> _Provided entries_:

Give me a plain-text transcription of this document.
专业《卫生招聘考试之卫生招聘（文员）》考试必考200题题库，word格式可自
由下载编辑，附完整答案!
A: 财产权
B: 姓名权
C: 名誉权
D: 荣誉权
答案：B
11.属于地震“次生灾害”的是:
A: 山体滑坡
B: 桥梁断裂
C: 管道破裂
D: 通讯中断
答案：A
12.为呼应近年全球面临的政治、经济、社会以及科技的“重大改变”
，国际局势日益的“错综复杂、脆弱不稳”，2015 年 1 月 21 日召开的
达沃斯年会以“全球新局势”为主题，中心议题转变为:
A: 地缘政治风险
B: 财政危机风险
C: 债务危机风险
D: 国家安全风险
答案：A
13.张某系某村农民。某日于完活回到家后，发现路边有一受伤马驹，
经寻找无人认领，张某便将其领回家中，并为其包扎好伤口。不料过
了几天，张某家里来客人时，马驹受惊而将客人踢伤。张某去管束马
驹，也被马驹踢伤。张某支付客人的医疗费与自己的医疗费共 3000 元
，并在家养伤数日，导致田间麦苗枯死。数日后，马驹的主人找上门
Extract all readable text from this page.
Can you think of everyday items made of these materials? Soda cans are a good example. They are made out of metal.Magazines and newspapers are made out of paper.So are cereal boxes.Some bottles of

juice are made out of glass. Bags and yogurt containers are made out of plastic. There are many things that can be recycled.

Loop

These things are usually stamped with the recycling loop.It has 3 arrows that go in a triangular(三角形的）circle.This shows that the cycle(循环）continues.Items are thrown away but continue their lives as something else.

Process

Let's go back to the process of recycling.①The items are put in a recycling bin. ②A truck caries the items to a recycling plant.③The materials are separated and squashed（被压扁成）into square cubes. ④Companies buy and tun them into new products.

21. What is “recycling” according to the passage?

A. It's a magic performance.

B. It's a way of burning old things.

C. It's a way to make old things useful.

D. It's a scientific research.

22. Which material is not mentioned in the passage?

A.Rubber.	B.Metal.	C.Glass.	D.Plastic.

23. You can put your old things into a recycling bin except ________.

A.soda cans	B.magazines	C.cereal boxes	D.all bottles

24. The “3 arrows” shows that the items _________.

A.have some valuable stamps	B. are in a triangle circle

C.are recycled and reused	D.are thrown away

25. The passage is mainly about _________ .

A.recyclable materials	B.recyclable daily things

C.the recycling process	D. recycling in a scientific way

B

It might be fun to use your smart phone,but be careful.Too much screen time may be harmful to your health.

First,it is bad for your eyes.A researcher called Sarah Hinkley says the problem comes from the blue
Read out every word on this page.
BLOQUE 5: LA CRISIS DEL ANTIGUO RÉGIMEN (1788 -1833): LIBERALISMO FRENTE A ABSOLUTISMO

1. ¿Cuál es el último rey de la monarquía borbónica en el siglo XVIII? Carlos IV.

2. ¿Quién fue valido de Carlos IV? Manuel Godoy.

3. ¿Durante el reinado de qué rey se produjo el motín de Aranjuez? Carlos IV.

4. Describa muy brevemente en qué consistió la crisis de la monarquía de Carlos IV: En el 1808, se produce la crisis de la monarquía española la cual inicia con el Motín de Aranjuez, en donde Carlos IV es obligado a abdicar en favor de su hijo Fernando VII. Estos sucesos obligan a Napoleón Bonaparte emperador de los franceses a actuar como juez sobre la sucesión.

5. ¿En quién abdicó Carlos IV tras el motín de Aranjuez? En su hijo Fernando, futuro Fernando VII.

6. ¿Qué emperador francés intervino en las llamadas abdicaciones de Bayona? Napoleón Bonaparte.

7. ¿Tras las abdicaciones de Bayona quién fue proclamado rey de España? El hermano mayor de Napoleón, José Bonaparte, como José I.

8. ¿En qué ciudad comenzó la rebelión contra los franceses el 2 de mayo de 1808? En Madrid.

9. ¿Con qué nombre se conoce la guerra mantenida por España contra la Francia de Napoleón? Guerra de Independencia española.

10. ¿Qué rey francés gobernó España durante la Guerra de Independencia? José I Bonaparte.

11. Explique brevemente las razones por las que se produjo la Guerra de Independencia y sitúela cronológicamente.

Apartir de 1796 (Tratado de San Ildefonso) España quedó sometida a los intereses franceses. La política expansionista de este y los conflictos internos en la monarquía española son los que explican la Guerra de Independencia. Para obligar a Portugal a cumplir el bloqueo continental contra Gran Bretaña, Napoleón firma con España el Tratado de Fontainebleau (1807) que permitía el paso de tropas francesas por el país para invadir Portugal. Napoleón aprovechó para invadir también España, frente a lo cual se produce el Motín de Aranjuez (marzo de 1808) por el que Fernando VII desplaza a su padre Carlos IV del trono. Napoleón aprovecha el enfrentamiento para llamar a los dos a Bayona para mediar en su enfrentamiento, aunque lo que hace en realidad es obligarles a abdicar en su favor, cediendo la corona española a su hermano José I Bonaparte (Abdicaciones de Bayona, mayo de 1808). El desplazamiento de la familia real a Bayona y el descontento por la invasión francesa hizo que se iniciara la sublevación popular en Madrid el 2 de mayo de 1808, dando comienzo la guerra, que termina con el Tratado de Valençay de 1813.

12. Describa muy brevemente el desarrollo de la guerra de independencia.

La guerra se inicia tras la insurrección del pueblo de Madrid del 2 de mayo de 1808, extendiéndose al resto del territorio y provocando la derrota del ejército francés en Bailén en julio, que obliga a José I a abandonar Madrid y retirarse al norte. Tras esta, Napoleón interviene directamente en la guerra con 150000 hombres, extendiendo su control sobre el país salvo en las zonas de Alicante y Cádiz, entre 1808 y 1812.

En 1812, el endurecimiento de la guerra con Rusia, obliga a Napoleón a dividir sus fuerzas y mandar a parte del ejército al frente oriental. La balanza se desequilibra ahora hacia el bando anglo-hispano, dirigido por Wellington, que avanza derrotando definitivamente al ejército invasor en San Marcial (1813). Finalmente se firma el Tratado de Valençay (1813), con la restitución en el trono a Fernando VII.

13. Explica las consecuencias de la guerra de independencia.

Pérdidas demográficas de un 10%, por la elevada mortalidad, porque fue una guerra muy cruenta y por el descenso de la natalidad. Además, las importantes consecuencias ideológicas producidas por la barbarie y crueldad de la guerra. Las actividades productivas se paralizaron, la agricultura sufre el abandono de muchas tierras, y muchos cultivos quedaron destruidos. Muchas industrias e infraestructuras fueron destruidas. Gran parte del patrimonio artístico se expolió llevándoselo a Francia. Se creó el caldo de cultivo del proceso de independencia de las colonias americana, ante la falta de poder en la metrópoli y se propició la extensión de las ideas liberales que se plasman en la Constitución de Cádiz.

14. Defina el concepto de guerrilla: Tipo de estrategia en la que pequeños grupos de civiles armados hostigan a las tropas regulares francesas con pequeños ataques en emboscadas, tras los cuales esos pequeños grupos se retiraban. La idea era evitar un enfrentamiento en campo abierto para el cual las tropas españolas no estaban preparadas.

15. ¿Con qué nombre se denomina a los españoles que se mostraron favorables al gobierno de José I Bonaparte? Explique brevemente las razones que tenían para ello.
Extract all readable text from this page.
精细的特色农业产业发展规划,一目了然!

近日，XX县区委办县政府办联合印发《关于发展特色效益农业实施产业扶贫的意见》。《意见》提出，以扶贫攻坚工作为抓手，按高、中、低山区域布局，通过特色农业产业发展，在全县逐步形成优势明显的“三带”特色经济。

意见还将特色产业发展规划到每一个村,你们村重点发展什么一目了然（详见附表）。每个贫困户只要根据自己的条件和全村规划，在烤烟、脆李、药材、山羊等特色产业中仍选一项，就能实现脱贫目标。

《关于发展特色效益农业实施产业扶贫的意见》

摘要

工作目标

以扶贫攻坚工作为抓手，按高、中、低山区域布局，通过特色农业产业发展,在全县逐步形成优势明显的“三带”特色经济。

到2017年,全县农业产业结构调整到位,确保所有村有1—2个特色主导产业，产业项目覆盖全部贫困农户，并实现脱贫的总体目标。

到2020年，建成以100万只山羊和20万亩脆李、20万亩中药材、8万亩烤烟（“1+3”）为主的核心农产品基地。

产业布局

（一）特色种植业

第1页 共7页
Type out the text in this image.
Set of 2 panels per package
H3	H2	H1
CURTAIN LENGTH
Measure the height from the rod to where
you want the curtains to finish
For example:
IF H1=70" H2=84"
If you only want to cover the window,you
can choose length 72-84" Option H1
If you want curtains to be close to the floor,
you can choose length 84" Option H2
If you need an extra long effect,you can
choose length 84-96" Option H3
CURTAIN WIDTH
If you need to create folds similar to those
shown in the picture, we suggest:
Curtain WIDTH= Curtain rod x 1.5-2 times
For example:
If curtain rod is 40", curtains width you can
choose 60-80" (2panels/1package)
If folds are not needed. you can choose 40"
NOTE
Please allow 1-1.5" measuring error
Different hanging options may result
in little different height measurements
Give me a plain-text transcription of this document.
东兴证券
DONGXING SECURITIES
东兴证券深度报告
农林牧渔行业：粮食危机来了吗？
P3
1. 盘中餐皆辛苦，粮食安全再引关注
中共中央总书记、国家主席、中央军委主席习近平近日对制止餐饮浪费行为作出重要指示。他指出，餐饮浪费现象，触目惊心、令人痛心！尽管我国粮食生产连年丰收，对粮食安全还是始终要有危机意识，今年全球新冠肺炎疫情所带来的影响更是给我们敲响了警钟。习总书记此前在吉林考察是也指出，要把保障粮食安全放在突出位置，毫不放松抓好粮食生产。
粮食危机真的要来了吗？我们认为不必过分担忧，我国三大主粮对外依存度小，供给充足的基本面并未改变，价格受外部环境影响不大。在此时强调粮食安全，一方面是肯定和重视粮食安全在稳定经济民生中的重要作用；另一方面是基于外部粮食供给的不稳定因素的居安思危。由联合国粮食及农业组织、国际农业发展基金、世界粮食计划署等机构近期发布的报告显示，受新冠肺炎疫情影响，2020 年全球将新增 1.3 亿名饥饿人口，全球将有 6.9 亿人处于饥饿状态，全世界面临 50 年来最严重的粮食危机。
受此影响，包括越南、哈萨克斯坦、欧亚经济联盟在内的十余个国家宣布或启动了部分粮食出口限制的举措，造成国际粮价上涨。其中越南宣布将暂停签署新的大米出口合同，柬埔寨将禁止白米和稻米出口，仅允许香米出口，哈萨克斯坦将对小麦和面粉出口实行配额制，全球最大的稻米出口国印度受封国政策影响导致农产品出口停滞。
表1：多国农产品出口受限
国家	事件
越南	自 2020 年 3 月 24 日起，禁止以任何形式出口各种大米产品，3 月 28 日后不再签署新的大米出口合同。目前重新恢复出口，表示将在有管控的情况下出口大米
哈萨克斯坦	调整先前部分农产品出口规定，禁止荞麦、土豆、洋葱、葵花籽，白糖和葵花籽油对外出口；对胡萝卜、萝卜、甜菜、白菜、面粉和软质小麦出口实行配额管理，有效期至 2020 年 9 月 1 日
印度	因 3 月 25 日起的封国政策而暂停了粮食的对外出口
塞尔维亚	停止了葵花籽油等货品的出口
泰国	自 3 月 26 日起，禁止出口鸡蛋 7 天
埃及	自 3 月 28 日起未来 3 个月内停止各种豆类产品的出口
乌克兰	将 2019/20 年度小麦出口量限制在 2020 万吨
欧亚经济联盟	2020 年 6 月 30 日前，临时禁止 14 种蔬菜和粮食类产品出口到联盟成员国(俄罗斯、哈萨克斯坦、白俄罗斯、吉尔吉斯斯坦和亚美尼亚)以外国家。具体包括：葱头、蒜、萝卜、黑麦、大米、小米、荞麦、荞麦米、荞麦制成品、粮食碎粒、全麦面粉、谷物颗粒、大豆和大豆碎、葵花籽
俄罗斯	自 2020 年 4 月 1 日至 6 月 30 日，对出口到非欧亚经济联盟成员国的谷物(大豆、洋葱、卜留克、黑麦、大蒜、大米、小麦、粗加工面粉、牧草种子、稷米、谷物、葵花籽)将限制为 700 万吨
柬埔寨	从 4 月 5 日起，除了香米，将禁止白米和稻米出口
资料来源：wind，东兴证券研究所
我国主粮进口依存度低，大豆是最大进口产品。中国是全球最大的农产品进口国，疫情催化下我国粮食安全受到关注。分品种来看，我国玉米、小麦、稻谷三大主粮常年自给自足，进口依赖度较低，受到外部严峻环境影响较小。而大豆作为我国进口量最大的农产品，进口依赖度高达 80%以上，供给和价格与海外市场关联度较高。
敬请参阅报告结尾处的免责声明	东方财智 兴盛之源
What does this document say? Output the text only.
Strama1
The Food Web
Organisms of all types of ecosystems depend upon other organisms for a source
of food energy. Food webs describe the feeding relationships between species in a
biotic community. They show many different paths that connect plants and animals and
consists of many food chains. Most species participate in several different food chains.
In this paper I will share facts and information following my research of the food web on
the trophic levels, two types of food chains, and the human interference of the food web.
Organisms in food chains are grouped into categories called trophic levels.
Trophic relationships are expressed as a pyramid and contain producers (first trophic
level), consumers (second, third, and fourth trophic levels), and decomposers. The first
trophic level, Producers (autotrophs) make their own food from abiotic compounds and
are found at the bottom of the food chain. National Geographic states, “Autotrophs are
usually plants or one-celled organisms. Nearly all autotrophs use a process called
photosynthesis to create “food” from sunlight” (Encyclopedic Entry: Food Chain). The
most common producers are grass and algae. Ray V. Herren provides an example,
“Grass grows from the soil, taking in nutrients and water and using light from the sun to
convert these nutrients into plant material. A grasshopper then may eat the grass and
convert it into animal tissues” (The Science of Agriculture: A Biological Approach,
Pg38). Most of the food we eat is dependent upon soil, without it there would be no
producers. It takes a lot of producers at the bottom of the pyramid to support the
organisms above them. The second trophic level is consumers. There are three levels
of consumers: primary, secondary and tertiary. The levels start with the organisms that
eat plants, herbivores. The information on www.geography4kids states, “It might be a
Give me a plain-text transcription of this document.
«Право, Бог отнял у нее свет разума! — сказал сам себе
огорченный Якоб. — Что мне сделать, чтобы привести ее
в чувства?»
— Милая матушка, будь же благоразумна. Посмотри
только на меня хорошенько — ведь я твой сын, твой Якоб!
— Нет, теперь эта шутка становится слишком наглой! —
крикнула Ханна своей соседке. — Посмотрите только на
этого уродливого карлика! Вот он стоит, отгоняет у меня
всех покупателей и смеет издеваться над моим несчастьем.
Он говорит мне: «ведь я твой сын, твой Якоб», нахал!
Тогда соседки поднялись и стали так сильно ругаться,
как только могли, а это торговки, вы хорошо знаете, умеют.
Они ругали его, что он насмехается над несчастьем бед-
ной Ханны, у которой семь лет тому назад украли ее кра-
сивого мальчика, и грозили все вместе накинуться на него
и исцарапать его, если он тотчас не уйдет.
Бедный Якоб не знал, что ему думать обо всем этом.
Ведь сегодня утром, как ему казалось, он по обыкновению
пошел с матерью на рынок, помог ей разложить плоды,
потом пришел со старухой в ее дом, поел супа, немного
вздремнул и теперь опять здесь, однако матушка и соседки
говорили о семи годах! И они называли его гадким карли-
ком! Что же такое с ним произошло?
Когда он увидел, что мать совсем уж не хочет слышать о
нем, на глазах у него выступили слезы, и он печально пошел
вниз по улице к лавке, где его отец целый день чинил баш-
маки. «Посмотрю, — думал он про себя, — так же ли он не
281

> _What the task asks_: All lines in the data that contain the word "在全县逐步形成优势明显的" should be copied.

> _Correct output_:
近日，XX县区委办县政府办联合印发《关于发展特色效益农业实施产业扶贫的意见》。《意见》提出，以扶贫攻坚工作为抓手，按高、中、低山区域布局，通过特色农业产业发展，在全县逐步形成优势明显的“三带”特色经济。
以扶贫攻坚工作为抓手，按高、中、低山区域布局，通过特色农业产业发展,在全县逐步形成优势明显的“三带”特色经济。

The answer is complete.